- _What you need to do_
1/ Write out everything from "2012/1/2 aaron morton" down to "Standard Column Families!" in the mailing-list thread on capping the columns in a row, keeping every character unchanged.
2/ Resume the mailing-list thread on capping the columns in a row, starting right after its final line.

- _Source text_
┌──

Re: Row or Supercolumn with approximately n columns

Posted by "R. Verlangen" <ro...@us2.nl>.

@Aaron: Small side question, when do columns with a past TTL get removed?
On a repair, (minor) compaction, or .. ? Does it have a performance drop if
that's happening?

2012/1/2 aaron morton <aa...@thelastpickle.com>

> Even if you had compaction enforcing a limit on the number of columns in a
> row, there would still be issues with concurrent writes at the same time
> and with read-repair. i.e. node a says the this is the first n columns but
> node b says something else, you only know who is correct at read time.
>
> Have you considered using a TTL on the columns ?
>
> Depending on the use case you could also consider have writes periodically
> or randomly trim the data size, or trim on reads.
>
> It will also make sense to partition the time series data into different
> rows, and Viva la Standard Column Families!
>
> Hope that helps.
>
> -----------------
> Aaron Morton
> Freelance Developer
> @aaronmorton
> http://www.thelastpickle.com
>
> On 25/12/2011, at 7:48 PM, Praveen Baratam wrote:
>
> Hello Everybody,
>
> Happy Christmas.
>
> I know that this topic has come up quiet a few times on Dev and User lists
> but did not culminate into a solution.

└──

- _Supplied material_
┌──

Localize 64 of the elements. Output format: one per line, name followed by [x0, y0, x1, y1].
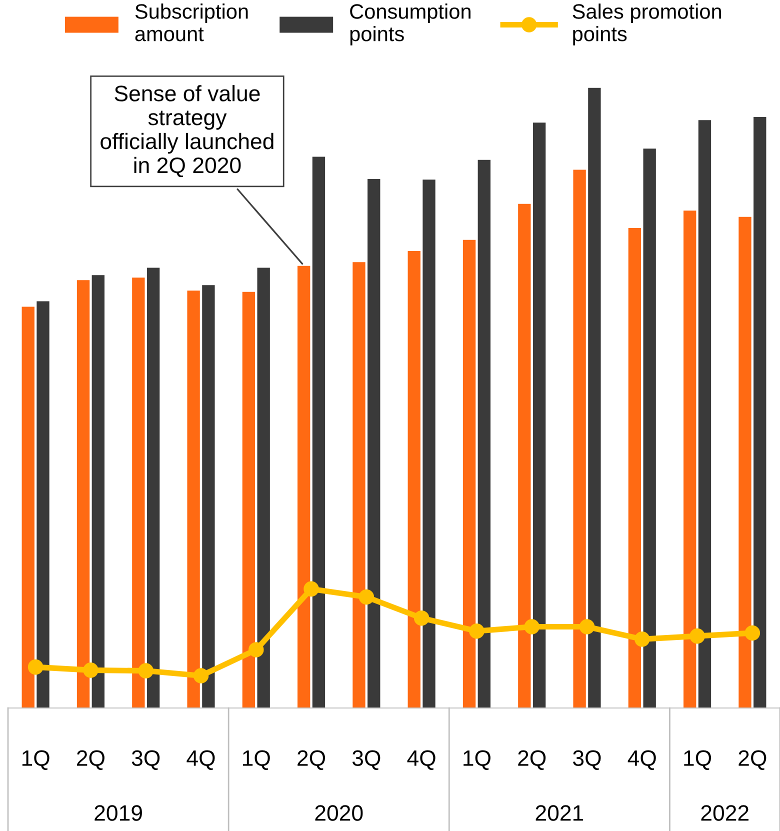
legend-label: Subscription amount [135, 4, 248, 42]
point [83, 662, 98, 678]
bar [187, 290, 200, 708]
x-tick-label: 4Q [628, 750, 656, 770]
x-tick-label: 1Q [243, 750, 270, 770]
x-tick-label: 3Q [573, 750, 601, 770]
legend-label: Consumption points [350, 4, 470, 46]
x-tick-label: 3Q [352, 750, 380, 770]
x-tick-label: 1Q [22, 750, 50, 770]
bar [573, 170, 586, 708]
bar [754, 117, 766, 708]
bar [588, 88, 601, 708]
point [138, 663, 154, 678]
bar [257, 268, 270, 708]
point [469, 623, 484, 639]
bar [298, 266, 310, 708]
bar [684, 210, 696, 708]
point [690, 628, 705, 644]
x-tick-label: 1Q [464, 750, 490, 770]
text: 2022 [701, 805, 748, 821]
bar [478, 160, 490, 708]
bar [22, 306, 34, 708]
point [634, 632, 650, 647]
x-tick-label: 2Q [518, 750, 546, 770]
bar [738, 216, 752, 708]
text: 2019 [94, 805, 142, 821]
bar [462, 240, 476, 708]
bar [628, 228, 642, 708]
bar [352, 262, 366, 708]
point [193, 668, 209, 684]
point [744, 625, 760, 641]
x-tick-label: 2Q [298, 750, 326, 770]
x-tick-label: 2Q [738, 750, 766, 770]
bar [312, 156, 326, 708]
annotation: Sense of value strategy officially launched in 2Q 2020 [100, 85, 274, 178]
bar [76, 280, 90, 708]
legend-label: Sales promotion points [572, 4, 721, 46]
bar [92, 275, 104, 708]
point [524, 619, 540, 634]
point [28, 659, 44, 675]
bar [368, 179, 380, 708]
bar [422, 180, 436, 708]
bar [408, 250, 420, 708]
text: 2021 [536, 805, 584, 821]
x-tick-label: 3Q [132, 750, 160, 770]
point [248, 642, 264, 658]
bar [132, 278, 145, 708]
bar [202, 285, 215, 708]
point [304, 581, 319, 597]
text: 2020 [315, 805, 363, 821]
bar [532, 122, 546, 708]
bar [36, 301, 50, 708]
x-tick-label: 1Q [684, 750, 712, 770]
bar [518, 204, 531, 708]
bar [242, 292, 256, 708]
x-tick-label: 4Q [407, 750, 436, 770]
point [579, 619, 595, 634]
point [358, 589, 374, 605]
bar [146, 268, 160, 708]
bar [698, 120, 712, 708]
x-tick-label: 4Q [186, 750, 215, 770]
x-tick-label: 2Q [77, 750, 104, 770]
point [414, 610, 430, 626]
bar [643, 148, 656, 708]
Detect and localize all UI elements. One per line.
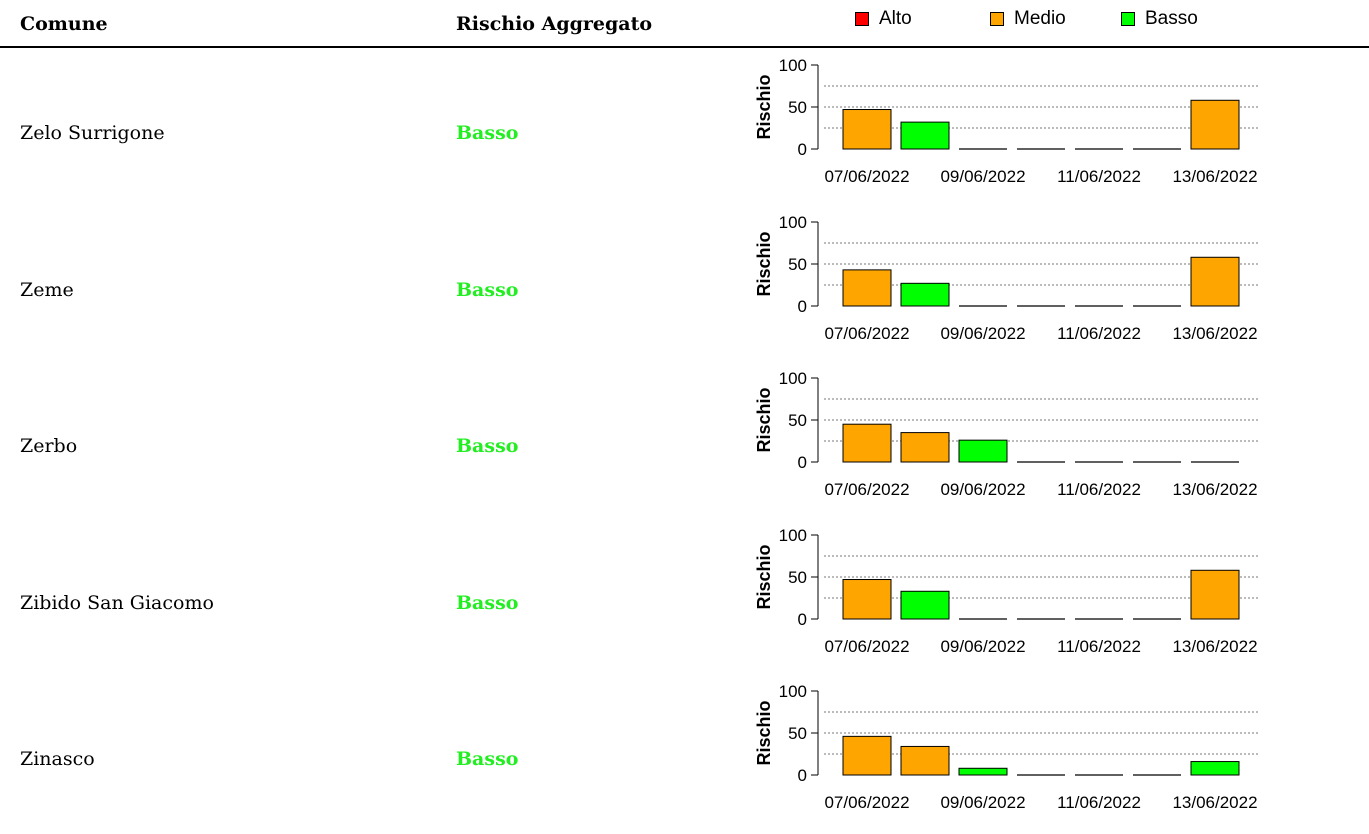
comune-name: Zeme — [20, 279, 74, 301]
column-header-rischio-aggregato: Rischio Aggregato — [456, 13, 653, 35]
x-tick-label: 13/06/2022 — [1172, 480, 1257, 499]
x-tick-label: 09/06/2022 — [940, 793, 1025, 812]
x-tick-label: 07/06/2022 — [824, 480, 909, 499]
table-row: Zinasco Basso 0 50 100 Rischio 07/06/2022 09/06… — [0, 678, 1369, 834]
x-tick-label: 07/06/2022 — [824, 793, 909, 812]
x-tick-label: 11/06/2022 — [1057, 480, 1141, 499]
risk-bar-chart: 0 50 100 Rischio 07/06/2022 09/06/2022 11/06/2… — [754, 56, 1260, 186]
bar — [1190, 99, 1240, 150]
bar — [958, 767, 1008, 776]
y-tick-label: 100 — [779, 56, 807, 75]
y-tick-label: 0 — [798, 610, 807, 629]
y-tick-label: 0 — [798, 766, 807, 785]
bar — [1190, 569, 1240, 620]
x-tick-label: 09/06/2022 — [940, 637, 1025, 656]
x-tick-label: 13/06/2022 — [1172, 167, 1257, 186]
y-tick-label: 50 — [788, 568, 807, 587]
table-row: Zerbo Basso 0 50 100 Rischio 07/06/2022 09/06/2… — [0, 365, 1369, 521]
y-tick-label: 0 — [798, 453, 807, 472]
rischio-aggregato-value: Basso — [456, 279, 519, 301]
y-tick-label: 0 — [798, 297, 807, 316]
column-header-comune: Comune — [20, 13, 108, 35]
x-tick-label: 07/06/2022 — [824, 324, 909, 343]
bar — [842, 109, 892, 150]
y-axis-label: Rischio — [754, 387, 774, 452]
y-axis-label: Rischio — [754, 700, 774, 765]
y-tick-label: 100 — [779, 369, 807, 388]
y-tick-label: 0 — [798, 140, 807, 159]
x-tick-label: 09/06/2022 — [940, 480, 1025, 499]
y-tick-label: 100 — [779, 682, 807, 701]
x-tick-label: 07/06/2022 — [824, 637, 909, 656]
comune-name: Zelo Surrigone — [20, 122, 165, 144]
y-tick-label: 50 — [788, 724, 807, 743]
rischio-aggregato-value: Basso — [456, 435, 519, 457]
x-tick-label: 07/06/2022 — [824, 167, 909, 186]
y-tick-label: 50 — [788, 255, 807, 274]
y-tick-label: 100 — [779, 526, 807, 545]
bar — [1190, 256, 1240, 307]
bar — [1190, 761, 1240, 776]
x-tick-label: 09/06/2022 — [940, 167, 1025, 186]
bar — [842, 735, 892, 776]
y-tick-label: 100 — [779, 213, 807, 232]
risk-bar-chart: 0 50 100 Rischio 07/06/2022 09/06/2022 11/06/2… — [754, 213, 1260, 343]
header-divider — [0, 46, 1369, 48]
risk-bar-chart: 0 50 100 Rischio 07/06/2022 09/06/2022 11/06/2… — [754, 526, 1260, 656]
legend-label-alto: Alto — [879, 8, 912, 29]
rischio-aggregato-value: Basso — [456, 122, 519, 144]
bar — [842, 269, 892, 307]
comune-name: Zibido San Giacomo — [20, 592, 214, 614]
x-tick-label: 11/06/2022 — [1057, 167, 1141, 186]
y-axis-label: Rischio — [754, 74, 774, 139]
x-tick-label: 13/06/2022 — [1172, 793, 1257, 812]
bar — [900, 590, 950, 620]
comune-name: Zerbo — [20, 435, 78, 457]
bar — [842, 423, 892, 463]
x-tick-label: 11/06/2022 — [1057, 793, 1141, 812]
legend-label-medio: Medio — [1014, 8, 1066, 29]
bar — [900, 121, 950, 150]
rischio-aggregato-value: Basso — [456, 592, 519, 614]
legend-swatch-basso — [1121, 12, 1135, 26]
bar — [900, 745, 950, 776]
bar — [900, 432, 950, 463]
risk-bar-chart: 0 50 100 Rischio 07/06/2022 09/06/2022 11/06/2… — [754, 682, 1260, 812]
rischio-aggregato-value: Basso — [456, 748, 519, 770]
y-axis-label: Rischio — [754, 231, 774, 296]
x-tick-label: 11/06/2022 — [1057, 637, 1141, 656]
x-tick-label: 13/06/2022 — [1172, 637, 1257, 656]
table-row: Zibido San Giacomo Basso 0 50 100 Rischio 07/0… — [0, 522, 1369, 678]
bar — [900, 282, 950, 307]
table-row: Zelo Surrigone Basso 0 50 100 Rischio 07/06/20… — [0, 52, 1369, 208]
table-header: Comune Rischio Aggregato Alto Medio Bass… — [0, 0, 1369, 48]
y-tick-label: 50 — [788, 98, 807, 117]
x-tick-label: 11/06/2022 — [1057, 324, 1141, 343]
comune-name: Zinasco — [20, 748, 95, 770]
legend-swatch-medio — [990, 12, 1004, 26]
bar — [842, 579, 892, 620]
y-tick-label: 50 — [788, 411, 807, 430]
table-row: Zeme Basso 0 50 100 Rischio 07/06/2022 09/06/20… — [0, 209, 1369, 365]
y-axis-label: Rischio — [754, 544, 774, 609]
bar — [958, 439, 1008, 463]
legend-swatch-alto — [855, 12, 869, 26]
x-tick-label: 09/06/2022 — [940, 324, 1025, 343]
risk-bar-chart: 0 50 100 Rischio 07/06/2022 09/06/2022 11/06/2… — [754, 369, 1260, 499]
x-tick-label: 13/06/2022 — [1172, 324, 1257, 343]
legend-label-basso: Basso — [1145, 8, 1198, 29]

└──

- _Answers by task_
1/
2012/1/2 aaron morton <aa...@thelastpickle.com>

> Even if you had compaction enforcing a limit on the number of columns in a
> row, there would still be issues with concurrent writes at the same time
> and with read-repair. i.e. node a says the this is the first n columns but
> node b says something else, you only know who is correct at read time.
>
> Have you considered using a TTL on the columns ?
>
> Depending on the use case you could also consider have writes periodically
> or randomly trim the data size, or trim on reads.
>
> It will also make sense to partition the time series data into different
> rows, and Viva la Standard Column Families!

2/
>
> http://www.mail-archive.com/user@cassandra.apache.org/msg15367.html
>
> The above discussion on User list talks about AbstractCompactionStrategy
> but I could not find any relevant documentation as its a fairly new feature
> in Cassandra.
>
> Let me state this necessity and use-case again.
>
> I need a ColumnFamily (CF) wide or SuperColumn (SC) wide option to
> approximately limit the number of columns to "n". "n" can vary a lot and
> the intention is to throw away stale data and not to maintain any hard
> limit on the CF or SC. Its very useful for storing time-series data where
> stale data is not necessary. The goal is to achieve this with minimum
> overhead and since compaction happens all the time it would be clever to
> implement it as part of compaction.
>
> Thanks in advance.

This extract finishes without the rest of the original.